--- Task to complete ---
Please copy out each of the following lines word for word, without changing anything.

--- Information provided ---
(begin)

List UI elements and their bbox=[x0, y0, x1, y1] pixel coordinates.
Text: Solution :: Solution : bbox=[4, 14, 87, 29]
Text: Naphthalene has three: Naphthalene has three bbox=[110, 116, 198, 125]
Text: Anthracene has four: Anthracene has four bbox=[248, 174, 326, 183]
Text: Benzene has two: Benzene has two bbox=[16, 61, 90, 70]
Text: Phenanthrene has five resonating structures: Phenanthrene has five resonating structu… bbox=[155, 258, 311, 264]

(end)

--- Final result ---
List UI elements and their bbox=[x0, y0, x1, y1] pixel coordinates.
Text: Solution :: Solution : bbox=[4, 14, 87, 29]
Text: Naphthalene has three: Naphthalene has three bbox=[110, 116, 198, 125]
Text: Anthracene has four: Anthracene has four bbox=[248, 174, 326, 183]
Text: Benzene has two: Benzene has two bbox=[16, 61, 90, 70]
Text: Phenanthrene has five resonating structures: Phenanthrene has five resonating structu… bbox=[155, 258, 311, 264]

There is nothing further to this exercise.